#### [Goal]
Copy out each line containing "arrow" from the entries below.

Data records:
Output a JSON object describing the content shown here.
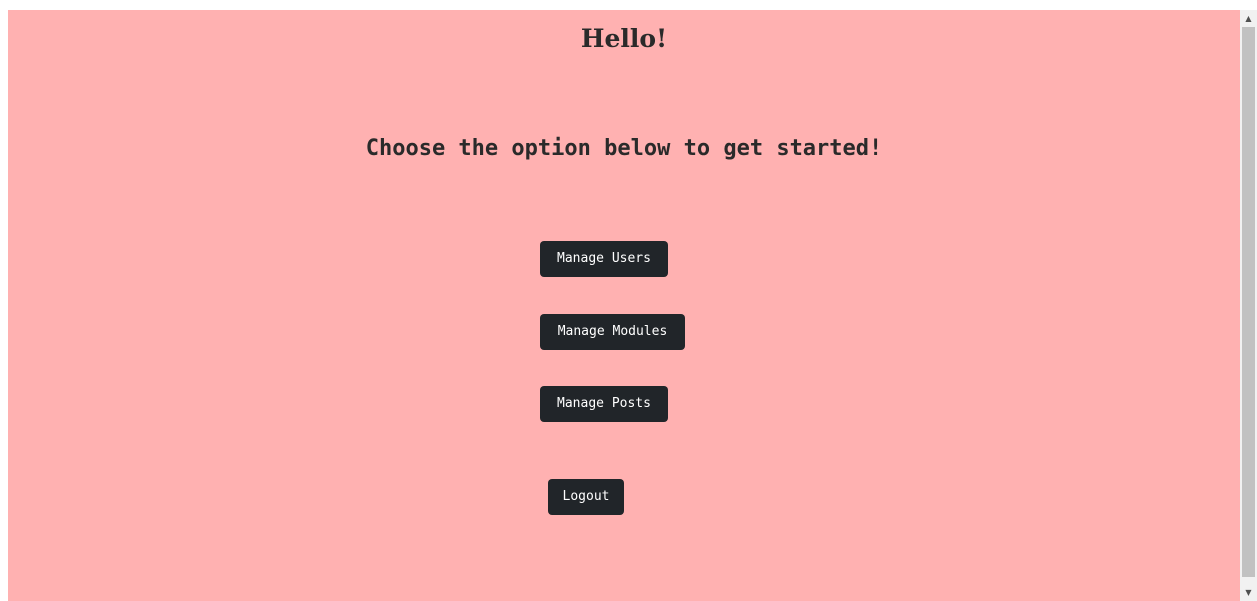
{
  "page": {
    "background_color": "#ffb1b1",
    "greeting": "Hello!",
    "subtitle": "Choose the option below to get started!"
  },
  "buttons": {
    "manage_users": "Manage Users",
    "manage_modules": "Manage Modules",
    "manage_posts": "Manage Posts",
    "logout": "Logout",
    "button_color": "#212529"
  },
  "scrollbar": {
    "up_icon": "scroll-up-arrow",
    "down_icon": "scroll-down-arrow"
  }
}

#### [Solution to this exercise]
    "up_icon": "scroll-up-arrow",
    "down_icon": "scroll-down-arrow"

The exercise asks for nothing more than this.